**TEXTO PROPORCIONADO**
>>

Aquéllos (no tan maravillosos) años
Viernes, 18 de febrero de 2011 por Rosa
Cómo pasa el tiempo!
El otro día acudí a mi cita de revisión de los 6 meses tras el alta. Ignoro si han cambiado de ambientador, pero lo cierto es que nada más entrar por la puerta de ABB, ese olor me transportó a innumerables recuerdos. Todo me resultaba melancólicamente familiar.
Aún recuerdo cuando yo acudía a la valoración (previo al ingreso, donde mi conciencia sobre mi situación y mi enfermedad dejaba mucho que desear…), y me indicaban las primeras pautas que debía cumplir. ¡Que tenía que suspender temporalmente el alcohol! Bueeeno, eso sería que sólo podía beber vinitos y cervezas, que total, eso es lo más normal, no? ¡Que tenía que abandonar temporalmente el ejercicio físico? Bueeeeno, opté por aparcar mi bici en la calle de atrás en vez de en la puerta del centro, a ver si así no había problema.

<<

**INFORMACIÓN**
>>

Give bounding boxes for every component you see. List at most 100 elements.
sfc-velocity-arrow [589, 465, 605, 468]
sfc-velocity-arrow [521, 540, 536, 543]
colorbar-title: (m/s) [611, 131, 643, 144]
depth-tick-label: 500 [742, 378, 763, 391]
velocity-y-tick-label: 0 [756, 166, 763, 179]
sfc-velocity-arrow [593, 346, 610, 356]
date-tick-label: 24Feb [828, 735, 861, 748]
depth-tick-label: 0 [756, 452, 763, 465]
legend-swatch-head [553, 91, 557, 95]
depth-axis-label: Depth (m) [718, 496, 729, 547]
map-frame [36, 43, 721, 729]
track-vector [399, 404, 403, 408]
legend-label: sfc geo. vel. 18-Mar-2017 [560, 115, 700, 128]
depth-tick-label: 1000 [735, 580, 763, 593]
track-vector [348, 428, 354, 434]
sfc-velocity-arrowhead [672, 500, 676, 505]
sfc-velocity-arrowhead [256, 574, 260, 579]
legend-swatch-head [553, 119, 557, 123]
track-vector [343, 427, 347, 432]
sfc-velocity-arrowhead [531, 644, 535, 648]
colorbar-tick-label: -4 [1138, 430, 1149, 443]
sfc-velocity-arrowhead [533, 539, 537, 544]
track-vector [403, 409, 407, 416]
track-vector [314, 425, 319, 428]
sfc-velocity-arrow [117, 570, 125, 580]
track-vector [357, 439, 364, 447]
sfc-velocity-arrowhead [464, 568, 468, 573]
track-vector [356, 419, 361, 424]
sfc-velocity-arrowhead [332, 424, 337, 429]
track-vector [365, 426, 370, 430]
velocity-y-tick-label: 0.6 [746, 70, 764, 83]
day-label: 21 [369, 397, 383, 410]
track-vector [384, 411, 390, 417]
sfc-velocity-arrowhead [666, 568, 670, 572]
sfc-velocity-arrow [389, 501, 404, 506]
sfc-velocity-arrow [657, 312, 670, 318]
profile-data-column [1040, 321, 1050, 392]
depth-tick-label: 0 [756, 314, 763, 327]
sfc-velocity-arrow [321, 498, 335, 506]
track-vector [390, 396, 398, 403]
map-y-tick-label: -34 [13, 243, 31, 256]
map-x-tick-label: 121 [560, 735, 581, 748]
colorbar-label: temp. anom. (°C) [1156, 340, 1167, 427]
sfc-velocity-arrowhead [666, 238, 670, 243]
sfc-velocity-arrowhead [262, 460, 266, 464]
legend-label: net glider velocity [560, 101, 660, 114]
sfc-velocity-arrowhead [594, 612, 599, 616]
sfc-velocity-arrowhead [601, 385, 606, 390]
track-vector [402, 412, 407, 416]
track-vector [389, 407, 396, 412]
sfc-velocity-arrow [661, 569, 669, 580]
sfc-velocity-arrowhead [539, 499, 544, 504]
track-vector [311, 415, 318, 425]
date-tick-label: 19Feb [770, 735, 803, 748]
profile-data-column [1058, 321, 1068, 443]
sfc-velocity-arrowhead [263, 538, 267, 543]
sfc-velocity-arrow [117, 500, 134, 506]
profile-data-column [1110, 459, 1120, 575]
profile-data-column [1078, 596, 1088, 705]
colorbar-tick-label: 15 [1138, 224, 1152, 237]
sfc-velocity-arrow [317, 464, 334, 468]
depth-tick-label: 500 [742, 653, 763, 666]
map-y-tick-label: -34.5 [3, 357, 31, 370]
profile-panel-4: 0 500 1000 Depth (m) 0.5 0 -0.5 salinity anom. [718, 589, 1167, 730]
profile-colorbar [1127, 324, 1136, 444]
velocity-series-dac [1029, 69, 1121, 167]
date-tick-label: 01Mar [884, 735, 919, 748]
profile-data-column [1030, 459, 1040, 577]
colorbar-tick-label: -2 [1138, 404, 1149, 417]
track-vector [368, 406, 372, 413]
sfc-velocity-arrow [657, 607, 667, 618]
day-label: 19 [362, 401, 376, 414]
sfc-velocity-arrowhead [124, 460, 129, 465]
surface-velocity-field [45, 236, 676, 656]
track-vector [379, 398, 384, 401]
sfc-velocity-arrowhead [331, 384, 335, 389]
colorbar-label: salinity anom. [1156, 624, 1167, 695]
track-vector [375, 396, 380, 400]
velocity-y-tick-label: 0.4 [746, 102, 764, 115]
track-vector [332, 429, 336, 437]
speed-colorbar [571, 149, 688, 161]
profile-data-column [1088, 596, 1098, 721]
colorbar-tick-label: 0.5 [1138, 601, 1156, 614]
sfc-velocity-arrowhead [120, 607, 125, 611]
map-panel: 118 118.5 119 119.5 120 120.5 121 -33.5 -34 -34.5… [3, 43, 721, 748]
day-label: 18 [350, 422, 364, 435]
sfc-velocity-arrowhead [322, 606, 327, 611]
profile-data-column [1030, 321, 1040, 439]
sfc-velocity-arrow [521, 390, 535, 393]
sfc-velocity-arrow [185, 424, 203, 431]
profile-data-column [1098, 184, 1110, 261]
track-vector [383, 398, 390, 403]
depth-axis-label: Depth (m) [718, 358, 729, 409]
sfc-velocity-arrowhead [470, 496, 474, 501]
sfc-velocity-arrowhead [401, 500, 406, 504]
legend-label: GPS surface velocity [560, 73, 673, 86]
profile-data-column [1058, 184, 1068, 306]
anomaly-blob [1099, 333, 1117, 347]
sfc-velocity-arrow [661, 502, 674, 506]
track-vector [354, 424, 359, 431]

<<

**TAREA 1**
Responde con los datos del texto sobre la cita de revisión:
(a) ¿Qué día se publicó?
(b) ¿A qué cita acudió la autora?
(c) ¿Dónde decidió aparcar la bici?
**TAREA 2**
Traduce al inglés esta oración del texto sobre la cita de revisión: "Todo me resultaba melancólicamente familiar."
**TAREA 3**
Prosigue el texto sobre la cita de revisión a partir de su última oración.
Los registros no tienen ningún papel en esto.

**RESPUESTA FINAL 1**
(a) El viernes 18 de febrero de 2011.
(b) A su cita de revisión de los 6 meses tras el alta.
(c) En la calle de atrás, en vez de en la puerta del centro.

**RESPUESTA FINAL 2**
Everything felt melancholically familiar to me.

**RESPUESTA FINAL 3**
Poco después los terapeutas me plantearon el ingreso en el centro. Yo, un ser obsesionado en aquélla época por conocer gente a toda costa, no estar nunca sola, y no parar, me pareció una idea cuanto menos… acertadísima. “Mira qué verano más bueno”, me dije a mi misma. Me habían dicho que conviviría con gente de distintas edades, compartiríamos los momentos de comida, con actividades diarias. Macho, un Gran Hermano pero con más intimidad!
Pero el mundo de Yupi se desvaneció con mi primer día allí. E hice uso de la famosa frase:”No pinto nada en esa secta. Yo no estoy tan mal como ellas/os” (que después pude descubrir que decía todo paciente de ABB en su primer día)
No os exagero si os digo que pensaba que mi mundo se acababa allí, que vivir aquéllo era incompatible con vivir la vida que yo deseaba, que nunca podría ser la que yo quería.
Hoy, tras tres años y media de aquéllo me siento una persona muy afortunada. He tenido una oportunidad fantástica para curarme, y que siento, que he aprovechado. A veces lloro, muchas veces dudo, con frecuencia me agobio; pero en general me siento Feliz. Tengo una vida de lo más normal, he acabado mi carrera de medicina y ahora a por las oposiciones, con mi pareja, mis amigos. MI familia.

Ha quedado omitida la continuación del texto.